§ **REQUIRED TASK**
Whenever a line below holds the word "sanguinea", copy that line.

§ **TASK INPUTS**
-- BEGIN --

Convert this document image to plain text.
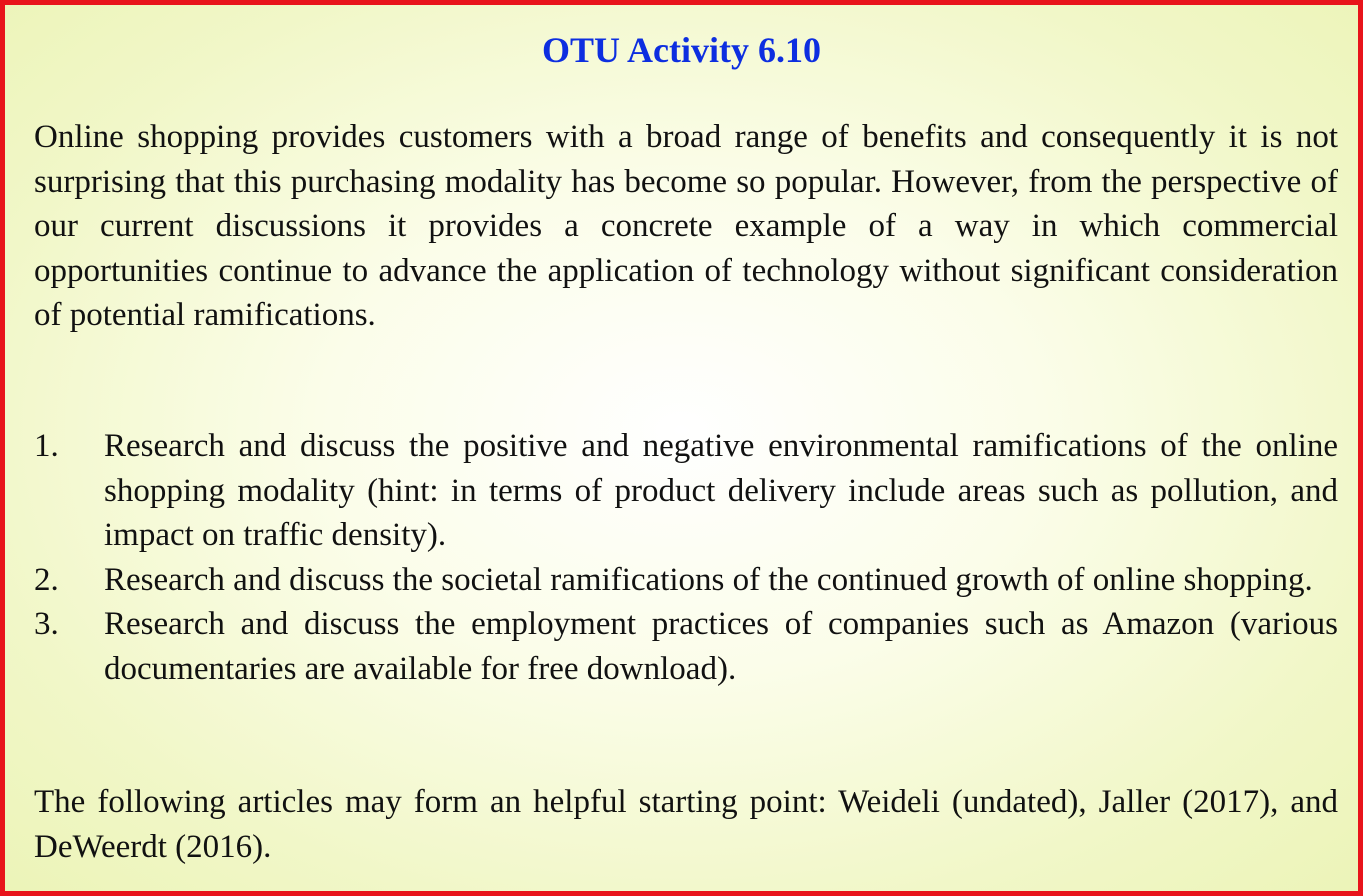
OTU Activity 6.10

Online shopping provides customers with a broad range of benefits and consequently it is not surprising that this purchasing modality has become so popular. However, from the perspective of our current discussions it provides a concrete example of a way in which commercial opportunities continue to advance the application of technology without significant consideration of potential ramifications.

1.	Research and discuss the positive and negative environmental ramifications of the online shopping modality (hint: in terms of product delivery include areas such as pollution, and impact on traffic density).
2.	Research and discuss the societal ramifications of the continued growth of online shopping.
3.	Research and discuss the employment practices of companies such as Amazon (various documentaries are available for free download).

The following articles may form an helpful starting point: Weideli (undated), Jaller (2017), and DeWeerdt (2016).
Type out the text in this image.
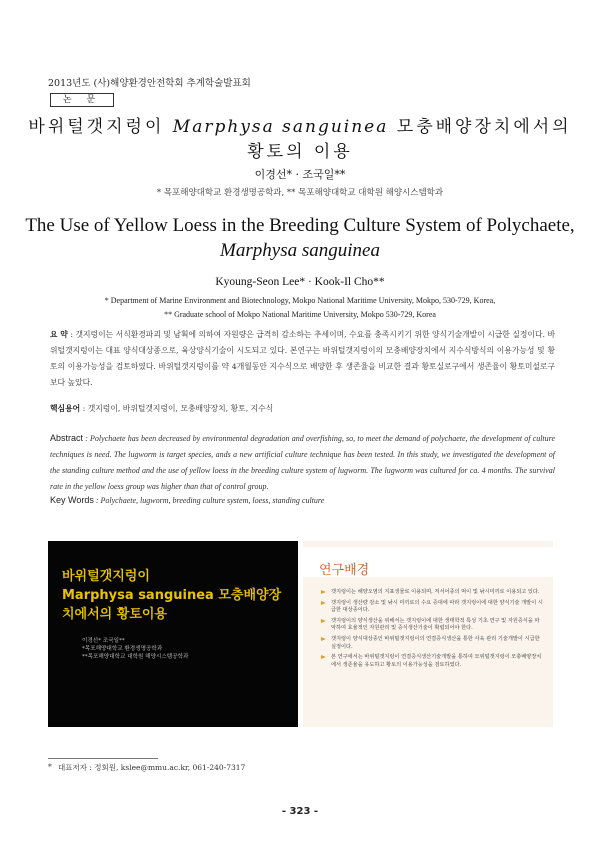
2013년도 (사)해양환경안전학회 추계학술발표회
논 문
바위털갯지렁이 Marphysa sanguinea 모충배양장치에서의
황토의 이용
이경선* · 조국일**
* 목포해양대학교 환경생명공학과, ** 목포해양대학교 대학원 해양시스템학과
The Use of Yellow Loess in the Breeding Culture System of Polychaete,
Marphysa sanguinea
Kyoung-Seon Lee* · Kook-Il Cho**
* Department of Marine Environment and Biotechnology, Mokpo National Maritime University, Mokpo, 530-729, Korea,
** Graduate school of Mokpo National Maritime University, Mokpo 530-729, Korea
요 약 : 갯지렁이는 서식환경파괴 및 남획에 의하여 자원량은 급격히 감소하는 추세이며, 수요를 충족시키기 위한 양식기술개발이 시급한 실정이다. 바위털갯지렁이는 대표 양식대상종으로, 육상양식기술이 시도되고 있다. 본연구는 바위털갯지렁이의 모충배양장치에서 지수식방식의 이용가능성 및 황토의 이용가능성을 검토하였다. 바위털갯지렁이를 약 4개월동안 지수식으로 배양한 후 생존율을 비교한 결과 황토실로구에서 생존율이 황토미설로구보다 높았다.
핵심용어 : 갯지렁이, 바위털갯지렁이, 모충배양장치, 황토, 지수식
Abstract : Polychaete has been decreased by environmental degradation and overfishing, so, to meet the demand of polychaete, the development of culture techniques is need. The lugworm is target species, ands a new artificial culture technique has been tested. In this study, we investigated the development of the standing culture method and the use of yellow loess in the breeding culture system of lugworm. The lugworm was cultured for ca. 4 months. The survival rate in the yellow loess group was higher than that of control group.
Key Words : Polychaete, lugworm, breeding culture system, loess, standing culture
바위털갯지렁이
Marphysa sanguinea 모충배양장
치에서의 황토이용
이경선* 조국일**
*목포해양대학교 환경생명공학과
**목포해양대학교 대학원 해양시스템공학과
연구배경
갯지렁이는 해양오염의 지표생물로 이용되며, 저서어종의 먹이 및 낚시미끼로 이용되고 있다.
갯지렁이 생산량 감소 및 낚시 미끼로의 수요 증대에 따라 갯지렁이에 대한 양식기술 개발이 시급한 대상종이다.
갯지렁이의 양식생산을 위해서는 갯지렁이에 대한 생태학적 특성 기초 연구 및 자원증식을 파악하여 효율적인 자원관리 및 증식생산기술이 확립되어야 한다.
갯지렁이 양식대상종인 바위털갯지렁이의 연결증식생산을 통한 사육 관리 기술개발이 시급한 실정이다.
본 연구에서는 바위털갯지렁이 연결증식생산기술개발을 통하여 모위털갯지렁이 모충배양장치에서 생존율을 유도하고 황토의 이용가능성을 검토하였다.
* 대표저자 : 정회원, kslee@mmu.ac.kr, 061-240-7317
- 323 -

-- END --

§ **FINAL ANSWER**
바위털갯지렁이 Marphysa sanguinea 모충배양장치에서의
Marphysa sanguinea
Marphysa sanguinea 모충배양장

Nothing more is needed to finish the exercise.